Using the data below, determine the number of lines that include the string "contact". Write only that number.

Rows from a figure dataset
____________________
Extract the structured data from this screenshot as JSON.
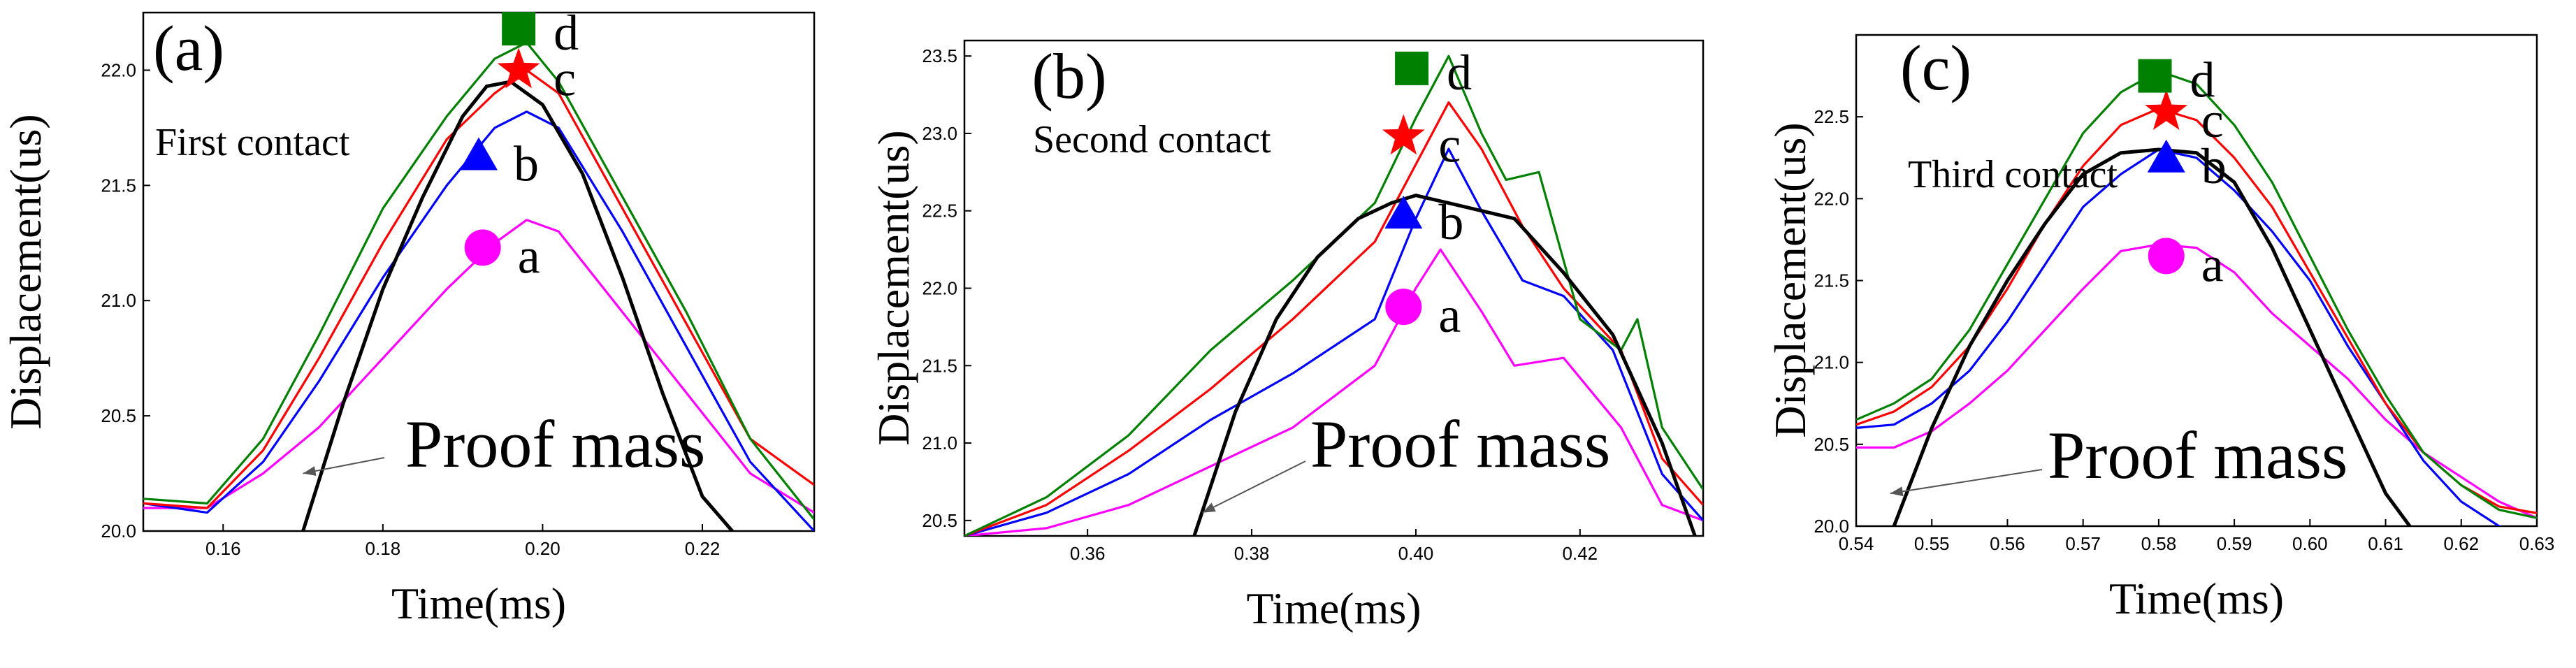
{
  "chart_data": [
    {
      "type": "line",
      "panel": "(a)",
      "annotation": "First contact",
      "proof_label": "Proof mass",
      "xlabel": "Time(ms)",
      "ylabel": "Displacement(us)",
      "xlim": [
        0.15,
        0.234
      ],
      "ylim": [
        20.0,
        22.25
      ],
      "xticks": [
        0.16,
        0.18,
        0.2,
        0.22
      ],
      "xtick_labels": [
        "0.16",
        "0.18",
        "0.20",
        "0.22"
      ],
      "yticks": [
        20.0,
        20.5,
        21.0,
        21.5,
        22.0
      ],
      "ytick_labels": [
        "20.0",
        "20.5",
        "21.0",
        "21.5",
        "22.0"
      ],
      "series": [
        {
          "name": "a",
          "color": "#ff00ff",
          "x": [
            0.15,
            0.158,
            0.165,
            0.172,
            0.18,
            0.188,
            0.194,
            0.198,
            0.202,
            0.21,
            0.218,
            0.226,
            0.234
          ],
          "y": [
            20.1,
            20.1,
            20.25,
            20.45,
            20.75,
            21.05,
            21.25,
            21.35,
            21.3,
            20.95,
            20.6,
            20.25,
            20.08
          ]
        },
        {
          "name": "b",
          "color": "#0000ff",
          "x": [
            0.15,
            0.158,
            0.165,
            0.172,
            0.18,
            0.188,
            0.194,
            0.198,
            0.202,
            0.21,
            0.218,
            0.226,
            0.234
          ],
          "y": [
            20.12,
            20.08,
            20.3,
            20.65,
            21.1,
            21.5,
            21.75,
            21.82,
            21.75,
            21.3,
            20.8,
            20.3,
            20.0
          ]
        },
        {
          "name": "c",
          "color": "#ff0000",
          "x": [
            0.15,
            0.158,
            0.165,
            0.172,
            0.18,
            0.188,
            0.194,
            0.198,
            0.202,
            0.21,
            0.218,
            0.226,
            0.234
          ],
          "y": [
            20.12,
            20.1,
            20.35,
            20.75,
            21.25,
            21.7,
            21.9,
            22.0,
            21.9,
            21.4,
            20.9,
            20.4,
            20.2
          ]
        },
        {
          "name": "d",
          "color": "#008000",
          "x": [
            0.15,
            0.158,
            0.165,
            0.172,
            0.18,
            0.188,
            0.194,
            0.198,
            0.202,
            0.21,
            0.218,
            0.226,
            0.234
          ],
          "y": [
            20.14,
            20.12,
            20.4,
            20.85,
            21.4,
            21.8,
            22.05,
            22.12,
            21.95,
            21.45,
            20.95,
            20.4,
            20.05
          ]
        },
        {
          "name": "Proof mass",
          "color": "#000000",
          "x": [
            0.17,
            0.175,
            0.18,
            0.185,
            0.19,
            0.193,
            0.196,
            0.198,
            0.2,
            0.205,
            0.21,
            0.215,
            0.22,
            0.225
          ],
          "y": [
            20.0,
            20.55,
            21.05,
            21.45,
            21.8,
            21.93,
            21.95,
            21.9,
            21.85,
            21.55,
            21.1,
            20.6,
            20.15,
            19.95
          ]
        }
      ],
      "markers": [
        {
          "label": "a",
          "shape": "circle",
          "color": "#ff00ff",
          "x": 0.1925,
          "y": 21.23
        },
        {
          "label": "b",
          "shape": "triangle",
          "color": "#0000ff",
          "x": 0.192,
          "y": 21.63
        },
        {
          "label": "c",
          "shape": "star",
          "color": "#ff0000",
          "x": 0.197,
          "y": 22.0
        },
        {
          "label": "d",
          "shape": "square",
          "color": "#008000",
          "x": 0.197,
          "y": 22.18
        }
      ]
    },
    {
      "type": "line",
      "panel": "(b)",
      "annotation": "Second contact",
      "proof_label": "Proof mass",
      "xlabel": "Time(ms)",
      "ylabel": "Displacement(us)",
      "xlim": [
        0.345,
        0.435
      ],
      "ylim": [
        20.4,
        23.6
      ],
      "xticks": [
        0.36,
        0.38,
        0.4,
        0.42
      ],
      "xtick_labels": [
        "0.36",
        "0.38",
        "0.40",
        "0.42"
      ],
      "yticks": [
        20.5,
        21.0,
        21.5,
        22.0,
        22.5,
        23.0,
        23.5
      ],
      "ytick_labels": [
        "20.5",
        "21.0",
        "21.5",
        "22.0",
        "22.5",
        "23.0",
        "23.5"
      ],
      "series": [
        {
          "name": "a",
          "color": "#ff00ff",
          "x": [
            0.345,
            0.355,
            0.365,
            0.375,
            0.385,
            0.395,
            0.4,
            0.403,
            0.408,
            0.412,
            0.418,
            0.425,
            0.43,
            0.435
          ],
          "y": [
            20.4,
            20.45,
            20.6,
            20.85,
            21.1,
            21.5,
            22.0,
            22.25,
            21.85,
            21.5,
            21.55,
            21.1,
            20.6,
            20.5
          ]
        },
        {
          "name": "b",
          "color": "#0000ff",
          "x": [
            0.345,
            0.355,
            0.365,
            0.375,
            0.385,
            0.395,
            0.4,
            0.404,
            0.408,
            0.413,
            0.418,
            0.424,
            0.43,
            0.435
          ],
          "y": [
            20.4,
            20.55,
            20.8,
            21.15,
            21.45,
            21.8,
            22.45,
            22.9,
            22.5,
            22.05,
            21.95,
            21.6,
            20.8,
            20.5
          ]
        },
        {
          "name": "c",
          "color": "#ff0000",
          "x": [
            0.345,
            0.355,
            0.365,
            0.375,
            0.385,
            0.395,
            0.4,
            0.404,
            0.408,
            0.413,
            0.418,
            0.425,
            0.43,
            0.435
          ],
          "y": [
            20.4,
            20.6,
            20.95,
            21.35,
            21.8,
            22.3,
            22.8,
            23.2,
            22.9,
            22.4,
            22.0,
            21.6,
            20.9,
            20.6
          ]
        },
        {
          "name": "d",
          "color": "#008000",
          "x": [
            0.345,
            0.355,
            0.365,
            0.375,
            0.385,
            0.395,
            0.4,
            0.404,
            0.408,
            0.411,
            0.415,
            0.42,
            0.425,
            0.427,
            0.43,
            0.435
          ],
          "y": [
            20.4,
            20.65,
            21.05,
            21.6,
            22.05,
            22.55,
            23.1,
            23.5,
            23.0,
            22.7,
            22.75,
            21.8,
            21.6,
            21.8,
            21.1,
            20.7
          ]
        },
        {
          "name": "Proof mass",
          "color": "#000000",
          "x": [
            0.373,
            0.378,
            0.383,
            0.388,
            0.393,
            0.397,
            0.4,
            0.404,
            0.408,
            0.412,
            0.418,
            0.424,
            0.43,
            0.434
          ],
          "y": [
            20.4,
            21.2,
            21.8,
            22.2,
            22.45,
            22.55,
            22.6,
            22.55,
            22.5,
            22.45,
            22.1,
            21.7,
            21.0,
            20.4
          ]
        }
      ],
      "markers": [
        {
          "label": "a",
          "shape": "circle",
          "color": "#ff00ff",
          "x": 0.3985,
          "y": 21.88
        },
        {
          "label": "b",
          "shape": "triangle",
          "color": "#0000ff",
          "x": 0.3985,
          "y": 22.48
        },
        {
          "label": "c",
          "shape": "star",
          "color": "#ff0000",
          "x": 0.3985,
          "y": 22.98
        },
        {
          "label": "d",
          "shape": "square",
          "color": "#008000",
          "x": 0.3995,
          "y": 23.42
        }
      ]
    },
    {
      "type": "line",
      "panel": "(c)",
      "annotation": "Third contact",
      "proof_label": "Proof mass",
      "xlabel": "Time(ms)",
      "ylabel": "Displacement(us)",
      "xlim": [
        0.54,
        0.63
      ],
      "ylim": [
        20.0,
        23.0
      ],
      "xticks": [
        0.54,
        0.55,
        0.56,
        0.57,
        0.58,
        0.59,
        0.6,
        0.61,
        0.62,
        0.63
      ],
      "xtick_labels": [
        "0.54",
        "0.55",
        "0.56",
        "0.57",
        "0.58",
        "0.59",
        "0.60",
        "0.61",
        "0.62",
        "0.63"
      ],
      "yticks": [
        20.0,
        20.5,
        21.0,
        21.5,
        22.0,
        22.5
      ],
      "ytick_labels": [
        "20.0",
        "20.5",
        "21.0",
        "21.5",
        "22.0",
        "22.5"
      ],
      "series": [
        {
          "name": "a",
          "color": "#ff00ff",
          "x": [
            0.54,
            0.545,
            0.55,
            0.555,
            0.56,
            0.565,
            0.57,
            0.575,
            0.58,
            0.585,
            0.59,
            0.595,
            0.6,
            0.605,
            0.61,
            0.615,
            0.62,
            0.625,
            0.63
          ],
          "y": [
            20.48,
            20.48,
            20.58,
            20.75,
            20.95,
            21.2,
            21.45,
            21.68,
            21.72,
            21.7,
            21.55,
            21.3,
            21.1,
            20.9,
            20.65,
            20.45,
            20.3,
            20.15,
            20.05
          ]
        },
        {
          "name": "b",
          "color": "#0000ff",
          "x": [
            0.54,
            0.545,
            0.55,
            0.555,
            0.56,
            0.565,
            0.57,
            0.575,
            0.58,
            0.585,
            0.59,
            0.595,
            0.6,
            0.605,
            0.61,
            0.615,
            0.62,
            0.625,
            0.63
          ],
          "y": [
            20.6,
            20.62,
            20.75,
            20.95,
            21.25,
            21.6,
            21.95,
            22.15,
            22.3,
            22.25,
            22.05,
            21.8,
            21.5,
            21.1,
            20.75,
            20.4,
            20.15,
            20.0,
            19.9
          ]
        },
        {
          "name": "c",
          "color": "#ff0000",
          "x": [
            0.54,
            0.545,
            0.55,
            0.555,
            0.56,
            0.565,
            0.57,
            0.575,
            0.58,
            0.585,
            0.59,
            0.595,
            0.6,
            0.605,
            0.61,
            0.615,
            0.62,
            0.625,
            0.63
          ],
          "y": [
            20.62,
            20.7,
            20.85,
            21.1,
            21.45,
            21.85,
            22.2,
            22.45,
            22.55,
            22.48,
            22.25,
            21.95,
            21.55,
            21.15,
            20.75,
            20.45,
            20.25,
            20.12,
            20.08
          ]
        },
        {
          "name": "d",
          "color": "#008000",
          "x": [
            0.54,
            0.545,
            0.55,
            0.555,
            0.56,
            0.565,
            0.57,
            0.575,
            0.58,
            0.585,
            0.59,
            0.595,
            0.6,
            0.605,
            0.61,
            0.615,
            0.62,
            0.625,
            0.63
          ],
          "y": [
            20.65,
            20.75,
            20.9,
            21.2,
            21.6,
            22.0,
            22.4,
            22.65,
            22.78,
            22.7,
            22.45,
            22.1,
            21.65,
            21.2,
            20.8,
            20.45,
            20.25,
            20.1,
            20.05
          ]
        },
        {
          "name": "Proof mass",
          "color": "#000000",
          "x": [
            0.545,
            0.55,
            0.555,
            0.56,
            0.565,
            0.57,
            0.575,
            0.58,
            0.585,
            0.59,
            0.595,
            0.6,
            0.605,
            0.61,
            0.614
          ],
          "y": [
            20.0,
            20.6,
            21.1,
            21.5,
            21.85,
            22.15,
            22.28,
            22.3,
            22.28,
            22.1,
            21.7,
            21.2,
            20.7,
            20.2,
            19.95
          ]
        }
      ],
      "markers": [
        {
          "label": "a",
          "shape": "circle",
          "color": "#ff00ff",
          "x": 0.581,
          "y": 21.65
        },
        {
          "label": "b",
          "shape": "triangle",
          "color": "#0000ff",
          "x": 0.581,
          "y": 22.25
        },
        {
          "label": "c",
          "shape": "star",
          "color": "#ff0000",
          "x": 0.581,
          "y": 22.53
        },
        {
          "label": "d",
          "shape": "square",
          "color": "#008000",
          "x": 0.5795,
          "y": 22.75
        }
      ]
    }
  ]
}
____________________
**The answer:** 3